- Task requirements -
Check every line below for the string "Print", and copy the lines that contain it.

--- Data to use ---

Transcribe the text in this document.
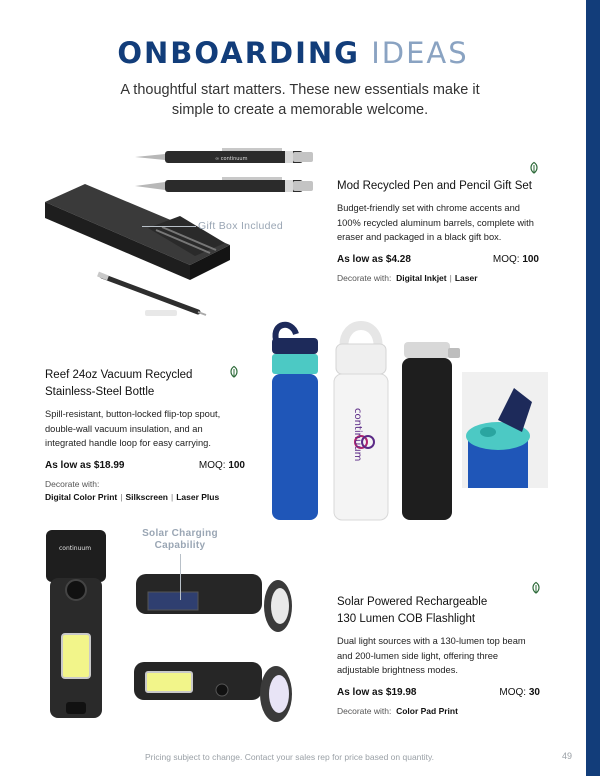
ONBOARDING IDEAS
A thoughtful start matters. These new essentials make it simple to create a memorable welcome.
∞ continuum
Gift Box Included
Mod Recycled Pen and Pencil Gift Set
Budget-friendly set with chrome accents and 100% recycled aluminum barrels, complete with eraser and packaged in a black gift box.
As low as $4.28	MOQ: 100
Decorate with: Digital Inkjet | Laser
continuum
Reef 24oz Vacuum Recycled
Stainless-Steel Bottle
Spill-resistant, button-locked flip-top spout, double-wall vacuum insulation, and an integrated handle loop for easy carrying.
As low as $18.99	MOQ: 100
Decorate with:
Digital Color Print | Silkscreen | Laser Plus
continuum
Solar Charging
Capability
Solar Powered Rechargeable
130 Lumen COB Flashlight
Dual light sources with a 130-lumen top beam and 200-lumen side light, offering three adjustable brightness modes.
As low as $19.98	MOQ: 30
Decorate with: Color Pad Print
Pricing subject to change. Contact your sales rep for price based on quantity.	49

---

- Written answer -
Digital Color Print | Silkscreen | Laser Plus
Decorate with: Color Pad Print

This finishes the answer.